[Dataset excerpt]
□ □ □ □ □ □ □
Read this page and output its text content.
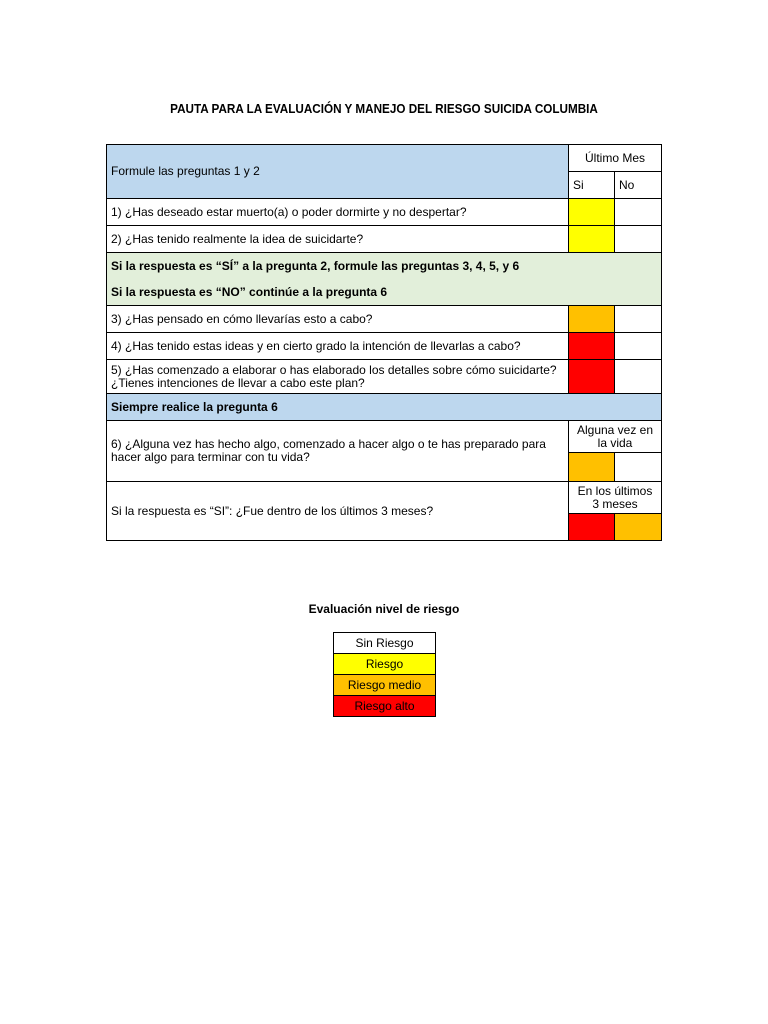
PAUTA PARA LA EVALUACIÓN Y MANEJO DEL RIESGO SUICIDA COLUMBIA
Formule las preguntas 1 y 2	Último Mes	
	Si	No
1) ¿Has deseado estar muerto(a) o poder dormirte y no despertar?		
2) ¿Has tenido realmente la idea de suicidarte?		
Si la respuesta es “SÍ” a la pregunta 2, formule las preguntas 3, 4, 5, y 6		
Si la respuesta es “NO” continúe a la pregunta 6		
3) ¿Has pensado en cómo llevarías esto a cabo?		
4) ¿Has tenido estas ideas y en cierto grado la intención de llevarlas a cabo?		

5) ¿Has comenzado a elaborar o has elaborado los detalles sobre cómo suicidarte?
¿Tienes intenciones de llevar a cabo este plan?		

Siempre realice la pregunta 6		
6) ¿Alguna vez has hecho algo, comenzado a hacer algo o te has preparado para hacer algo para terminar con tu vida?	Alguna vez en la vida	

Si la respuesta es “SI”: ¿Fue dentro de los últimos 3 meses?	En los últimos 3 meses	

Evaluación nivel de riesgo
Sin Riesgo
Riesgo
Riesgo medio
Riesgo alto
□ □ □ □ □ □ □
*What is needed*. Transcribe every record above exactly as written, leaving out any pictures.

*Task answer*.
Read this page and output its text content.
PAUTA PARA LA EVALUACIÓN Y MANEJO DEL RIESGO SUICIDA COLUMBIA
Formule las preguntas 1 y 2	Último Mes	
	Si	No
1) ¿Has deseado estar muerto(a) o poder dormirte y no despertar?		
2) ¿Has tenido realmente la idea de suicidarte?		
Si la respuesta es “SÍ” a la pregunta 2, formule las preguntas 3, 4, 5, y 6		
Si la respuesta es “NO” continúe a la pregunta 6		
3) ¿Has pensado en cómo llevarías esto a cabo?		
4) ¿Has tenido estas ideas y en cierto grado la intención de llevarlas a cabo?		

5) ¿Has comenzado a elaborar o has elaborado los detalles sobre cómo suicidarte?
¿Tienes intenciones de llevar a cabo este plan?		

Siempre realice la pregunta 6		
6) ¿Alguna vez has hecho algo, comenzado a hacer algo o te has preparado para hacer algo para terminar con tu vida?	Alguna vez en la vida	

Si la respuesta es “SI”: ¿Fue dentro de los últimos 3 meses?	En los últimos 3 meses	

Evaluación nivel de riesgo
Sin Riesgo
Riesgo
Riesgo medio
Riesgo alto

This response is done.